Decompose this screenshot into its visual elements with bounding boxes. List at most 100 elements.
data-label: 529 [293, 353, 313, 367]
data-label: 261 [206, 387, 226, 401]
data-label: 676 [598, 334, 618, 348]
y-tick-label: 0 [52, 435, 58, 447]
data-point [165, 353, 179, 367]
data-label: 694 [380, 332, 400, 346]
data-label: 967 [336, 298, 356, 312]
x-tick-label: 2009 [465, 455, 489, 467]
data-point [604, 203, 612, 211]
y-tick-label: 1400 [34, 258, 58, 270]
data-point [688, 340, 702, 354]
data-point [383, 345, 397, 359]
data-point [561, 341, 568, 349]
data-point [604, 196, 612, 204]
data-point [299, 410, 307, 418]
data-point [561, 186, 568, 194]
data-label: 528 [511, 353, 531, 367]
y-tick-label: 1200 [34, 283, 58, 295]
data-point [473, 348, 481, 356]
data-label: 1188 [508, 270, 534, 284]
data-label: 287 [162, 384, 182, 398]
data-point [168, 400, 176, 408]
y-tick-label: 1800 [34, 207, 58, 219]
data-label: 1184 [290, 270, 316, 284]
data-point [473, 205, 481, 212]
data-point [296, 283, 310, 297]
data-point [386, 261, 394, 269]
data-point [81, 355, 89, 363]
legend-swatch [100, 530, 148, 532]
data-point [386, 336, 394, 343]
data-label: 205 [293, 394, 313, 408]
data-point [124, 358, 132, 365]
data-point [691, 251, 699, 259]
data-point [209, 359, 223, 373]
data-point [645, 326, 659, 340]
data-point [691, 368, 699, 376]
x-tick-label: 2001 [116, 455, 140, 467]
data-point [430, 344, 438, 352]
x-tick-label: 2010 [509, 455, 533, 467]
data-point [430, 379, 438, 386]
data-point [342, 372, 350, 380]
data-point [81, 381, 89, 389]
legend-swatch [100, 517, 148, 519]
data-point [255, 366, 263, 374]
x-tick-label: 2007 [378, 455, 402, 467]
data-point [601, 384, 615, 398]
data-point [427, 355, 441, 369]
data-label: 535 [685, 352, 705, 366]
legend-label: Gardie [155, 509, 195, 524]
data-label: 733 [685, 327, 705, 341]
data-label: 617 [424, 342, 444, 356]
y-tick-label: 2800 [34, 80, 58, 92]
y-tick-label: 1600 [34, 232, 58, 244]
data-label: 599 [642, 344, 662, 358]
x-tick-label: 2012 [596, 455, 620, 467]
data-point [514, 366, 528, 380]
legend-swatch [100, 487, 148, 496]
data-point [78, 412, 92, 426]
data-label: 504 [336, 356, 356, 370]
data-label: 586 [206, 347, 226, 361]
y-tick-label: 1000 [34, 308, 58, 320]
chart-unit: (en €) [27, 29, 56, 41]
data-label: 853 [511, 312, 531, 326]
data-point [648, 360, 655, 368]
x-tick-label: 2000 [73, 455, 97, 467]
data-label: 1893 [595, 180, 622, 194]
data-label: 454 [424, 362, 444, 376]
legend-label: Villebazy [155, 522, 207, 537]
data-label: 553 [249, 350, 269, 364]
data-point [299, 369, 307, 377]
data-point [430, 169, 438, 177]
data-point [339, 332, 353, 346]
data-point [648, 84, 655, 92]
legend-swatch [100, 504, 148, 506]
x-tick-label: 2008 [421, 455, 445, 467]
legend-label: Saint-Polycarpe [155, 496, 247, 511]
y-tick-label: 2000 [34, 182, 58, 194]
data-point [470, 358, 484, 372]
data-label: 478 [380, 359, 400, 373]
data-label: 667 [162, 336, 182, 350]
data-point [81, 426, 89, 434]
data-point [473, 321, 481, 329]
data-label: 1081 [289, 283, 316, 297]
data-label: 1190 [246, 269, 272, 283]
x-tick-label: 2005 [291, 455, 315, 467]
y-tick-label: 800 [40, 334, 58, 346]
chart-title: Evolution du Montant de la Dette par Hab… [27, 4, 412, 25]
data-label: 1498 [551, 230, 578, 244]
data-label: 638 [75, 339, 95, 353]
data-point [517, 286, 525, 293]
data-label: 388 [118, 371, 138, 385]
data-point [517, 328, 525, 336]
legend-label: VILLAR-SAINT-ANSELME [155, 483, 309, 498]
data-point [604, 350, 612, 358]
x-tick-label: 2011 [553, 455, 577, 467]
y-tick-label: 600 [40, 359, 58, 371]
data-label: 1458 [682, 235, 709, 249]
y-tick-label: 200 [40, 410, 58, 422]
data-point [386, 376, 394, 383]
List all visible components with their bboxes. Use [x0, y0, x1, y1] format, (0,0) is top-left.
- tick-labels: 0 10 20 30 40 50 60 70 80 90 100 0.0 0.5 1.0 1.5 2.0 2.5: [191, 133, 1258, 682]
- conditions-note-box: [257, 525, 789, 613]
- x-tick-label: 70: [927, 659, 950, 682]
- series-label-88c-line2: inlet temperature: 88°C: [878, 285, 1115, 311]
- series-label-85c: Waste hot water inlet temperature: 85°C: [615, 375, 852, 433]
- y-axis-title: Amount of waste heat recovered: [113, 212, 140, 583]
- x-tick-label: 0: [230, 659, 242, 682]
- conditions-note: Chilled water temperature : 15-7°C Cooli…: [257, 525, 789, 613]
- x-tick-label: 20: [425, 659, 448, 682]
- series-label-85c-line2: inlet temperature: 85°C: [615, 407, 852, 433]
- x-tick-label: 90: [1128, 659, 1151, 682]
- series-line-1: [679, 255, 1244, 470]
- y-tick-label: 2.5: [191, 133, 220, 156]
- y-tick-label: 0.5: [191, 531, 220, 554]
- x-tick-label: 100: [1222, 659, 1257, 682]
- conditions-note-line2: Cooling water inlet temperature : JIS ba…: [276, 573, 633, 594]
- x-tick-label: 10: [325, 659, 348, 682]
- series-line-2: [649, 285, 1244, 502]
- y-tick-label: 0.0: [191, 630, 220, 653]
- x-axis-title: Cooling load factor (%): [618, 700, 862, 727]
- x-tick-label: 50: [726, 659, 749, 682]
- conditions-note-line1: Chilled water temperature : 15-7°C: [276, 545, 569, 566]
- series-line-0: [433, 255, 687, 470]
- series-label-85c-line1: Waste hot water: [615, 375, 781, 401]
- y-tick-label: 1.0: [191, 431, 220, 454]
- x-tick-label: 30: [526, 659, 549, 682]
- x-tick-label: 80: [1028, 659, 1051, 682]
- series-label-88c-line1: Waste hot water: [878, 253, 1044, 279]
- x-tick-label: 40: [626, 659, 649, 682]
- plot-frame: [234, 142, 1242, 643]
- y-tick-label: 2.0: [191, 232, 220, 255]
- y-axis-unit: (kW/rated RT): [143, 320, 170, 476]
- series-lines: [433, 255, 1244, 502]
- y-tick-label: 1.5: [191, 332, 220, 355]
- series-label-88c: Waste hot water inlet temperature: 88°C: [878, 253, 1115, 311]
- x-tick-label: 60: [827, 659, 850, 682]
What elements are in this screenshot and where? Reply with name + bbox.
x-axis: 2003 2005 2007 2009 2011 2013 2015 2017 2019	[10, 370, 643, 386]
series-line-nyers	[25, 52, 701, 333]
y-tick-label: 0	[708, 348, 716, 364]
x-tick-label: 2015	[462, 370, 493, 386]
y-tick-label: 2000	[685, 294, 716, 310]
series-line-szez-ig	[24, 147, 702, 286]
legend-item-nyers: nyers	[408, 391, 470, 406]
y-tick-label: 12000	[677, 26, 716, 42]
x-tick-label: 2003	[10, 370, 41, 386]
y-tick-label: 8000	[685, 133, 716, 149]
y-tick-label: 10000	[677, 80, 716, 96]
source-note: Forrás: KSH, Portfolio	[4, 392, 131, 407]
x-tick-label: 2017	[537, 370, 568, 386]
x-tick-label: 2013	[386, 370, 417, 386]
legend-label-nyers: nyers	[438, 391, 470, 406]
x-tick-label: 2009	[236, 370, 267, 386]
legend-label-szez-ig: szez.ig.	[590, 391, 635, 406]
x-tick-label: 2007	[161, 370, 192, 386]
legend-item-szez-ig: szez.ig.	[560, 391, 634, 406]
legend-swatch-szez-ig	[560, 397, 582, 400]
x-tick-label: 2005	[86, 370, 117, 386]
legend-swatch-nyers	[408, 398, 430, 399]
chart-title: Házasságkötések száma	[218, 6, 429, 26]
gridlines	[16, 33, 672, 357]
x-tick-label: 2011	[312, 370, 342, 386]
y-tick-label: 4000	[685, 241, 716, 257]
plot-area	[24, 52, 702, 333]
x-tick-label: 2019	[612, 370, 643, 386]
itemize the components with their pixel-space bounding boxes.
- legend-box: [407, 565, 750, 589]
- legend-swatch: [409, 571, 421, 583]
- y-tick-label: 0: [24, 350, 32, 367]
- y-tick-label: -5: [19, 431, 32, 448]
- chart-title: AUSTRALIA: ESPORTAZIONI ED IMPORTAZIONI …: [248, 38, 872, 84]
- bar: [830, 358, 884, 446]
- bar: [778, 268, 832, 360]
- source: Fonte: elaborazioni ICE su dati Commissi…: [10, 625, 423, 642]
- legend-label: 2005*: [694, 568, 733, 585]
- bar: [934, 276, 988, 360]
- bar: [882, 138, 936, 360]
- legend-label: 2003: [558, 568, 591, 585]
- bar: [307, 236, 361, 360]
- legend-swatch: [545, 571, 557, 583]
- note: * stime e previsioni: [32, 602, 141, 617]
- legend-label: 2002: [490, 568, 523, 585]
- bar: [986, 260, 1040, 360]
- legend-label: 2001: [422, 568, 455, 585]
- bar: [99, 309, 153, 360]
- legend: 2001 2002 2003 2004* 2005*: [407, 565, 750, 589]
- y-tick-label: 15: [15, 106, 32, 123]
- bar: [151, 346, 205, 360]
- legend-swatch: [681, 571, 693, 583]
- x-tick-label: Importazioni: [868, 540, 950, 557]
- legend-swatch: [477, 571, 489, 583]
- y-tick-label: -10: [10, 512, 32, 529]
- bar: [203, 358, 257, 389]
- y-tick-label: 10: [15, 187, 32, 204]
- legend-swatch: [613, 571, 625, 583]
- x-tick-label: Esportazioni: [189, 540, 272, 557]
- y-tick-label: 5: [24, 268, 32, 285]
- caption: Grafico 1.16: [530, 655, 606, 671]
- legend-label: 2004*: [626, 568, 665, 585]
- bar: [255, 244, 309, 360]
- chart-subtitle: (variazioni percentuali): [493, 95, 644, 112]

[WHAT TO PRODUCE] Copy the records word for word, from their first line up to and including the line with "data-point [561, 341, 568, 349]".

[THE REPLY]
Decompose this screenshot into its visual elements with bounding boxes. List at most 100 elements.
data-label: 529 [293, 353, 313, 367]
data-label: 261 [206, 387, 226, 401]
data-label: 676 [598, 334, 618, 348]
y-tick-label: 0 [52, 435, 58, 447]
data-point [165, 353, 179, 367]
data-label: 694 [380, 332, 400, 346]
data-label: 967 [336, 298, 356, 312]
x-tick-label: 2009 [465, 455, 489, 467]
data-point [604, 203, 612, 211]
y-tick-label: 1400 [34, 258, 58, 270]
data-point [688, 340, 702, 354]
data-point [383, 345, 397, 359]
data-point [561, 341, 568, 349]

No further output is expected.